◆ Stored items
-- start --

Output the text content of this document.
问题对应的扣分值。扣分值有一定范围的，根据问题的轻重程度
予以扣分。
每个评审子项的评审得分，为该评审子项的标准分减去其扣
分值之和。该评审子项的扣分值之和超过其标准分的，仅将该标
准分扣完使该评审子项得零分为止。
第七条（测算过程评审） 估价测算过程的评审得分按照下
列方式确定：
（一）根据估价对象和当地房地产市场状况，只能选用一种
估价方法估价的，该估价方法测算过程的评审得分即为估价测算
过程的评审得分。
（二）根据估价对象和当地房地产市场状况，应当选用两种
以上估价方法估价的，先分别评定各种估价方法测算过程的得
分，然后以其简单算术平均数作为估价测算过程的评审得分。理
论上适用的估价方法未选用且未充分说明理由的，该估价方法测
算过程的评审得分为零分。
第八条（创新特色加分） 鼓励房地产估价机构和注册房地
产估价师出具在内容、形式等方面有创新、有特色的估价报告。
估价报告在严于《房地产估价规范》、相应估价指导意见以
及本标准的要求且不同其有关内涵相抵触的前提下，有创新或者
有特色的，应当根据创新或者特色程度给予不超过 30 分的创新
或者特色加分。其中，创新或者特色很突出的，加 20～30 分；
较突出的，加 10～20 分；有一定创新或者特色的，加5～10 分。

-- end --

◆ Exercise task
All entries shown above should be printed again exactly.

◆ The response
Output the text content of this document.
问题对应的扣分值。扣分值有一定范围的，根据问题的轻重程度
予以扣分。
每个评审子项的评审得分，为该评审子项的标准分减去其扣
分值之和。该评审子项的扣分值之和超过其标准分的，仅将该标
准分扣完使该评审子项得零分为止。
第七条（测算过程评审） 估价测算过程的评审得分按照下
列方式确定：
（一）根据估价对象和当地房地产市场状况，只能选用一种
估价方法估价的，该估价方法测算过程的评审得分即为估价测算
过程的评审得分。
（二）根据估价对象和当地房地产市场状况，应当选用两种
以上估价方法估价的，先分别评定各种估价方法测算过程的得
分，然后以其简单算术平均数作为估价测算过程的评审得分。理
论上适用的估价方法未选用且未充分说明理由的，该估价方法测
算过程的评审得分为零分。
第八条（创新特色加分） 鼓励房地产估价机构和注册房地
产估价师出具在内容、形式等方面有创新、有特色的估价报告。
估价报告在严于《房地产估价规范》、相应估价指导意见以
及本标准的要求且不同其有关内涵相抵触的前提下，有创新或者
有特色的，应当根据创新或者特色程度给予不超过 30 分的创新
或者特色加分。其中，创新或者特色很突出的，加 20～30 分；
较突出的，加 10～20 分；有一定创新或者特色的，加5～10 分。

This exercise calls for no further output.